### WHAT IS NEEDED
Check each line of the listing below for the string "sugaroffice", and give only how many lines hold it.

## START

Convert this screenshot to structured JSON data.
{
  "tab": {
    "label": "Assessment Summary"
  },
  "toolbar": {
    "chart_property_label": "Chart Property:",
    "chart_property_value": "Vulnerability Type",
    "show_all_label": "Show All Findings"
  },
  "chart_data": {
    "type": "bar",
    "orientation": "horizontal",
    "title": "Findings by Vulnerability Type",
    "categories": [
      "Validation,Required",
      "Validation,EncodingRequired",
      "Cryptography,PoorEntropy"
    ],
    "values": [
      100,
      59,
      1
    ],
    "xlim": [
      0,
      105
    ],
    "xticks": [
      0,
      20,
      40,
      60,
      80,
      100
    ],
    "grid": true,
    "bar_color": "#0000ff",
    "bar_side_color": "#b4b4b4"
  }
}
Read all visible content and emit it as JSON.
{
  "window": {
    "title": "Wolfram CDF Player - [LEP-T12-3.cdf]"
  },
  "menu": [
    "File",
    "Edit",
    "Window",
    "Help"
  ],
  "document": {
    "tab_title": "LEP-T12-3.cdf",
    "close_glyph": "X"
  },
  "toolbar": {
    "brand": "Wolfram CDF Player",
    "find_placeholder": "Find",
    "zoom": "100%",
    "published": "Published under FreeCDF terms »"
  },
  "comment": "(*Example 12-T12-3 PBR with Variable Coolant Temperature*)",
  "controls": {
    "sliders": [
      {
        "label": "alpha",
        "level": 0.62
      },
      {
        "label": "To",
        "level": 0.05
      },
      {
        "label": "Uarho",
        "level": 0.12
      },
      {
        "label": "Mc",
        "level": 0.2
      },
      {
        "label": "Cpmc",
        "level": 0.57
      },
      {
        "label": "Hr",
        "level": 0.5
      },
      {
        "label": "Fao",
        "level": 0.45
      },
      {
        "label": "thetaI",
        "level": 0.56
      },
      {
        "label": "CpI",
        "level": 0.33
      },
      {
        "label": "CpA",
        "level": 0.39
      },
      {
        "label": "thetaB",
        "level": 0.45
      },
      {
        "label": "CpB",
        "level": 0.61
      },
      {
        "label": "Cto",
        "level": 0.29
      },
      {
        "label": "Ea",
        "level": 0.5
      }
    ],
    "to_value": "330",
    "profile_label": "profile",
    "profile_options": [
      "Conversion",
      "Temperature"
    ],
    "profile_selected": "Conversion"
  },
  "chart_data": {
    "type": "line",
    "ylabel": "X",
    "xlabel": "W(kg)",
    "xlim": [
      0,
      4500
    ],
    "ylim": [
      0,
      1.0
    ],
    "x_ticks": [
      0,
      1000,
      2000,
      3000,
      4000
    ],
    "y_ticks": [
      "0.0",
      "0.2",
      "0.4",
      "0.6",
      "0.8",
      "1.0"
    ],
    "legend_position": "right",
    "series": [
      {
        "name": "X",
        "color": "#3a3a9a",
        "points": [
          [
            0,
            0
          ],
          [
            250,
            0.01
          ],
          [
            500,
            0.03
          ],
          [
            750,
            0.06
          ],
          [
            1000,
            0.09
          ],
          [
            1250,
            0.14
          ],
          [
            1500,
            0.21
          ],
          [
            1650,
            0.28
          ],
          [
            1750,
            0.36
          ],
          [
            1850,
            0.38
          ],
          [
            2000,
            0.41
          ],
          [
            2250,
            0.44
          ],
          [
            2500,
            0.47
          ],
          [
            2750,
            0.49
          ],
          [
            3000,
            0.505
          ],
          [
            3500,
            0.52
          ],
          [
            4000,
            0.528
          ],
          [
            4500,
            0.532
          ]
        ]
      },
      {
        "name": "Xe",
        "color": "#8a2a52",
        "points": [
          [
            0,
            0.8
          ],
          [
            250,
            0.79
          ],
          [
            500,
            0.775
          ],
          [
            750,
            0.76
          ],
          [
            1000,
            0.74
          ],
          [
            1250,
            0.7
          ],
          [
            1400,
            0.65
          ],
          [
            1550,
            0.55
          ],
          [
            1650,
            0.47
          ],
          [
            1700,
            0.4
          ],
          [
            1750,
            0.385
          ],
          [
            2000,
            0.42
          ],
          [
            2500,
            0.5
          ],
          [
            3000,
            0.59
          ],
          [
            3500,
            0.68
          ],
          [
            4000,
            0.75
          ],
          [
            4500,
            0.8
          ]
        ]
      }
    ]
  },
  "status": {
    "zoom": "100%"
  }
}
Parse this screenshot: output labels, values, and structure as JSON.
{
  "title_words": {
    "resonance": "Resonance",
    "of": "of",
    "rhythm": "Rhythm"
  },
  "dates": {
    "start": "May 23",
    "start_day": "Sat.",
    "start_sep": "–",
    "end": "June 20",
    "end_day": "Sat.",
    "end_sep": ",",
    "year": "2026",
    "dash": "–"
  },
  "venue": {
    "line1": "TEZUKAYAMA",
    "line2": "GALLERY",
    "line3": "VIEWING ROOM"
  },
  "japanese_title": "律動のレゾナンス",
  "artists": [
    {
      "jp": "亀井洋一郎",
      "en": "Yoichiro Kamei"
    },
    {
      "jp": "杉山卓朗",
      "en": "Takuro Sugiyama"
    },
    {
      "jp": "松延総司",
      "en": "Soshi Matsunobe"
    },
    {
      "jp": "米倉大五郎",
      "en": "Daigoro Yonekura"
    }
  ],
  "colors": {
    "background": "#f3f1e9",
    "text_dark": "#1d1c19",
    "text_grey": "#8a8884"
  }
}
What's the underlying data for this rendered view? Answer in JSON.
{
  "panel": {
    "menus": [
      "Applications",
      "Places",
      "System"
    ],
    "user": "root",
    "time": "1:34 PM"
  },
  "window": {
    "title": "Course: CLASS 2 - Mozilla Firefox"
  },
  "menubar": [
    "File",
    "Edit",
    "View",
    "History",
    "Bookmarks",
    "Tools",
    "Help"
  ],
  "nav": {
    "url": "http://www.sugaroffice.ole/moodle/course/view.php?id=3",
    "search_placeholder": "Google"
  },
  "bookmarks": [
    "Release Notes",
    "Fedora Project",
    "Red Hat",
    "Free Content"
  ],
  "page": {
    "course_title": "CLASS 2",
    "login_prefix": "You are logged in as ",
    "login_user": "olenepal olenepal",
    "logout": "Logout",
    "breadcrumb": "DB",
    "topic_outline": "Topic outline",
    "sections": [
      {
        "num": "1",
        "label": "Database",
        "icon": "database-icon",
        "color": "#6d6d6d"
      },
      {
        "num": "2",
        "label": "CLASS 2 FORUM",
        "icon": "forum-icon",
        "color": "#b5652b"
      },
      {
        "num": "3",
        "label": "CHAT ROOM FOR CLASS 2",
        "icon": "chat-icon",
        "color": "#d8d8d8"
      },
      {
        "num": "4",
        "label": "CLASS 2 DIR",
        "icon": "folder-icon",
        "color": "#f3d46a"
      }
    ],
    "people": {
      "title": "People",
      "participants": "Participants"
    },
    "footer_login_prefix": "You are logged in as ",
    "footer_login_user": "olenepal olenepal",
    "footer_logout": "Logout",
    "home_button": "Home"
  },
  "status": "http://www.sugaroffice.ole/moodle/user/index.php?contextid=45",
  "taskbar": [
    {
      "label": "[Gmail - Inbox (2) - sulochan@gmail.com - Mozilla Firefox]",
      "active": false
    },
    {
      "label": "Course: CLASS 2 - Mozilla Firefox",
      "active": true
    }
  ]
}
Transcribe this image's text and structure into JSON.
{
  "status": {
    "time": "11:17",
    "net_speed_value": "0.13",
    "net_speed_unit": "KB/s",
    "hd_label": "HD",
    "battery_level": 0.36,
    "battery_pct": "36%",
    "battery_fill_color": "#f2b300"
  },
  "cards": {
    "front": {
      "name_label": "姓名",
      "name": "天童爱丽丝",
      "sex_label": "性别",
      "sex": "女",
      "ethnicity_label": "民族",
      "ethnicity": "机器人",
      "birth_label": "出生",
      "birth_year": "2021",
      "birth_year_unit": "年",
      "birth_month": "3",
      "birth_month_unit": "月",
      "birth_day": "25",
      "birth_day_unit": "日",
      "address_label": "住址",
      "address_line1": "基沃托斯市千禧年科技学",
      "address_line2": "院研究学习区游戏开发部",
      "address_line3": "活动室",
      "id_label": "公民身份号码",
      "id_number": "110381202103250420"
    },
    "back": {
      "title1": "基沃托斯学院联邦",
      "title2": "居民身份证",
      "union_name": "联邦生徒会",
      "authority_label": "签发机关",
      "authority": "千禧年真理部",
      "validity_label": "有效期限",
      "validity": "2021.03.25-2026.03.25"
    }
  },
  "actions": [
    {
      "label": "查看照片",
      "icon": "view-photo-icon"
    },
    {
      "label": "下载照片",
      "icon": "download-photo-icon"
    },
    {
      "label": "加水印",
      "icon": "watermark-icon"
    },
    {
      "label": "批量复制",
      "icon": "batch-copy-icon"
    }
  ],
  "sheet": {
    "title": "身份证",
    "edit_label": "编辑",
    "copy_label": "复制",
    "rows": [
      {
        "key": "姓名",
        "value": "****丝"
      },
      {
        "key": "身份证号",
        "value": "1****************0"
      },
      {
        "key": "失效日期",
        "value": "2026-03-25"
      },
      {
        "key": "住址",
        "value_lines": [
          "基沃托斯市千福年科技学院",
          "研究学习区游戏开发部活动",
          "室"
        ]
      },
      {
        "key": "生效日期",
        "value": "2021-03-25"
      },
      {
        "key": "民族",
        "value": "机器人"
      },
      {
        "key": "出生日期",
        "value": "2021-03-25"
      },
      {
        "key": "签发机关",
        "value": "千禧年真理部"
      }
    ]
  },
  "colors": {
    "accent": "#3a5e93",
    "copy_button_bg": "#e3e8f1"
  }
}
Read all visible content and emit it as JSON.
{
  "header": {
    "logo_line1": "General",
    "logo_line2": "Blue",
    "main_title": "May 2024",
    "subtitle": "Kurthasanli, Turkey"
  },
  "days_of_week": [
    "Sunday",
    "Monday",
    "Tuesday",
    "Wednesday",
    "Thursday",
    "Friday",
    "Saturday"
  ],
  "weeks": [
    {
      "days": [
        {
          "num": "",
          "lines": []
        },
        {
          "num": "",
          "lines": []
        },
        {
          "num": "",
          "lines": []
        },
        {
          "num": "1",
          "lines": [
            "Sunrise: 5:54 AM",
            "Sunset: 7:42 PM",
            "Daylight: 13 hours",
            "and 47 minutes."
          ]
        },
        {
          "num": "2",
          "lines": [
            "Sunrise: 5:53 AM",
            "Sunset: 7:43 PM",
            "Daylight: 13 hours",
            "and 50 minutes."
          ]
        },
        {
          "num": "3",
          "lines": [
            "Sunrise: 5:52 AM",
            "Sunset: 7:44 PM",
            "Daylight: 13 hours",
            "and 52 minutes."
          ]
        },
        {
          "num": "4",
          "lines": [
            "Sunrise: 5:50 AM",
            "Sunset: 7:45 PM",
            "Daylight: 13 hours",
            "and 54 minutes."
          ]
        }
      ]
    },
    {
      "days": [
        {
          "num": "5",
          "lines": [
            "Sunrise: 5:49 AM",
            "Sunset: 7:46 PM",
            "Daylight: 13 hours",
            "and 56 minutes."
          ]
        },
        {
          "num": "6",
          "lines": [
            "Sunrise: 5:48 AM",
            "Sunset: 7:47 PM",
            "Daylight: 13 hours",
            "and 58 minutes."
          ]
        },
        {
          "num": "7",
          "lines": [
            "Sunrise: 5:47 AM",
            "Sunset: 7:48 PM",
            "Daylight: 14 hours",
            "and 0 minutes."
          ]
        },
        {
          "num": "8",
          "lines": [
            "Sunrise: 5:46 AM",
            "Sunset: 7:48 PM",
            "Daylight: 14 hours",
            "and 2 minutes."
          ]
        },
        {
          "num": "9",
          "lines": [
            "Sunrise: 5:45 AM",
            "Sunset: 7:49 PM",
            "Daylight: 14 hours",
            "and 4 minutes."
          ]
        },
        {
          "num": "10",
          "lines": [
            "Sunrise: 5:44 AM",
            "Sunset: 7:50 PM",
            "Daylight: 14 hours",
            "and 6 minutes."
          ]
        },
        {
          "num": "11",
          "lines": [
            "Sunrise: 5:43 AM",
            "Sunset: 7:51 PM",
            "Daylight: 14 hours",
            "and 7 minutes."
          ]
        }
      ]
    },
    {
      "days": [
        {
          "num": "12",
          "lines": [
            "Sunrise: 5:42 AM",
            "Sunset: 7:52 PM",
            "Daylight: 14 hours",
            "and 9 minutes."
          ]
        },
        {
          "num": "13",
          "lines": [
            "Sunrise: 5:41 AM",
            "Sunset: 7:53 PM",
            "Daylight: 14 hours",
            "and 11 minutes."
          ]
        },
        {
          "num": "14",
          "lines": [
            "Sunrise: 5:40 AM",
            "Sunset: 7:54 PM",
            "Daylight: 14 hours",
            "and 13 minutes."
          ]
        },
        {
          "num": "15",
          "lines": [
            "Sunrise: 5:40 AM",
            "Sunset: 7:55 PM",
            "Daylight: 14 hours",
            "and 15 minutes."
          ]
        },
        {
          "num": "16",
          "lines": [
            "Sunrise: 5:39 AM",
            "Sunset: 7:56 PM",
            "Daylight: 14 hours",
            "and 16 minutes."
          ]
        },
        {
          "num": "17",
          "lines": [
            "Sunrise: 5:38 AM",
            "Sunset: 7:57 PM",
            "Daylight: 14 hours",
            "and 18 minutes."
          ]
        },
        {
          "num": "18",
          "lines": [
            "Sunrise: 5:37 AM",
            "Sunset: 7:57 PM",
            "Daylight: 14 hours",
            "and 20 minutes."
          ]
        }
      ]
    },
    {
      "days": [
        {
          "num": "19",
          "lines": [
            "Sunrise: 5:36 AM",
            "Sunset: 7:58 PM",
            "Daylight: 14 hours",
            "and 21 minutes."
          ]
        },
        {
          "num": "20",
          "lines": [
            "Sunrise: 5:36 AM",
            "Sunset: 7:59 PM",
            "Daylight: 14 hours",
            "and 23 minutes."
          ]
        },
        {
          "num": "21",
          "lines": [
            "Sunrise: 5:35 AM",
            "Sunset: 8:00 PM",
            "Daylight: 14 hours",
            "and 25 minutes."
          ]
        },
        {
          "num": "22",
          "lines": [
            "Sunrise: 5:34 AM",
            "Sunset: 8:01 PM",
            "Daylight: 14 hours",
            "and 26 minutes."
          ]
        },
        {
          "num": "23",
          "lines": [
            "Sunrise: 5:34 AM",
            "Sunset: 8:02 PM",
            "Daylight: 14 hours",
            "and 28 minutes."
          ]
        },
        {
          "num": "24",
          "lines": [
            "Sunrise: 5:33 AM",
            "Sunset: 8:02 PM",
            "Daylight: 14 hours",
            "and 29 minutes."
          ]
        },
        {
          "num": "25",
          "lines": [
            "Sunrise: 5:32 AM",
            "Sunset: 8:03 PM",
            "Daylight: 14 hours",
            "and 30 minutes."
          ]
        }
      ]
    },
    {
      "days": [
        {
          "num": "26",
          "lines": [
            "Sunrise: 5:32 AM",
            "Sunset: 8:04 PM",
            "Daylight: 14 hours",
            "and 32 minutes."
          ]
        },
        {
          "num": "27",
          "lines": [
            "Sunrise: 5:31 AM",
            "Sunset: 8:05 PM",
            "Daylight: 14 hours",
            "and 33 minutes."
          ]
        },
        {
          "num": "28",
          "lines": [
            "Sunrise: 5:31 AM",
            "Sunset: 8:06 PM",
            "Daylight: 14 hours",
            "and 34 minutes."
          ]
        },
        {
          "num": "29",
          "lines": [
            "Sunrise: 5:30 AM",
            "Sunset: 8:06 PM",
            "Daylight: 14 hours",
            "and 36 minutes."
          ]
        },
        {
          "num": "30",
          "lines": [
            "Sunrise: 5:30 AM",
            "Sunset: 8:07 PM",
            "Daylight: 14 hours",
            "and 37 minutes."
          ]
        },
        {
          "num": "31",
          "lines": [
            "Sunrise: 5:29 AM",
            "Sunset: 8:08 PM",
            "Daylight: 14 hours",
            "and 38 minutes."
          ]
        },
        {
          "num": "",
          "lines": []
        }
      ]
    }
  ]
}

## END

### OUTPUT OF THE TASK
2